■ **Exercise objective**: Omit the images. Copy each entry word for word.

■ **Data extract**:
......

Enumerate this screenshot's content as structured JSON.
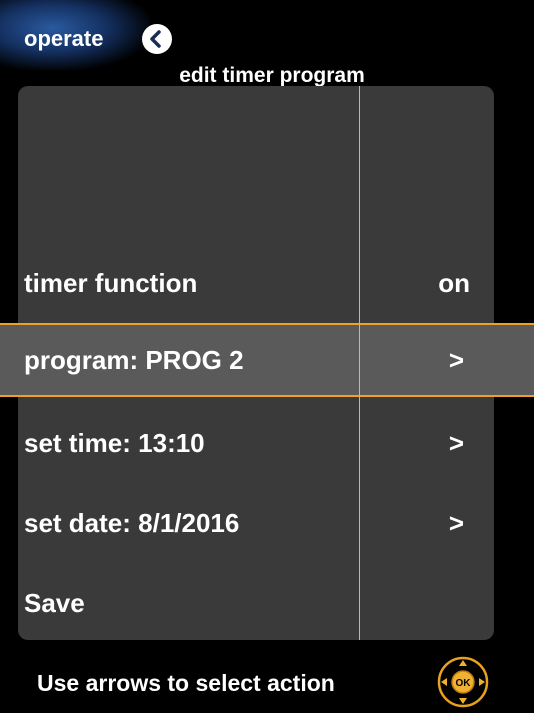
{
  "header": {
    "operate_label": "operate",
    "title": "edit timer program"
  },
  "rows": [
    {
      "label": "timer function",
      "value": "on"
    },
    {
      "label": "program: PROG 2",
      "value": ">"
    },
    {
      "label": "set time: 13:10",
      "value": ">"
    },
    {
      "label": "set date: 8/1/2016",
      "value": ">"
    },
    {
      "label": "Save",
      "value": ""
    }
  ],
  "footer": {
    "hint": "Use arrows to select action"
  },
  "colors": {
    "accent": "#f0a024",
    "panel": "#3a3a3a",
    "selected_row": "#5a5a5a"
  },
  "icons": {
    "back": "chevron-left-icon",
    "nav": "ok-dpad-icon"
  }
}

......

■ **Result**:
Enumerate this screenshot's content as structured JSON.
{
  "header": {
    "operate_label": "operate",
    "title": "edit timer program"
  },
  "rows": [
    {
      "label": "timer function",
      "value": "on"
    },
    {
      "label": "program: PROG 2",
      "value": ">"
    },
    {
      "label": "set time: 13:10",
      "value": ">"
    },
    {
      "label": "set date: 8/1/2016",
      "value": ">"
    },
    {
      "label": "Save",
      "value": ""
    }
  ],
  "footer": {
    "hint": "Use arrows to select action"
  },
  "colors": {
    "accent": "#f0a024",
    "panel": "#3a3a3a",
    "selected_row": "#5a5a5a"
  },
  "icons": {
    "back": "chevron-left-icon",
    "nav": "ok-dpad-icon"
  }
}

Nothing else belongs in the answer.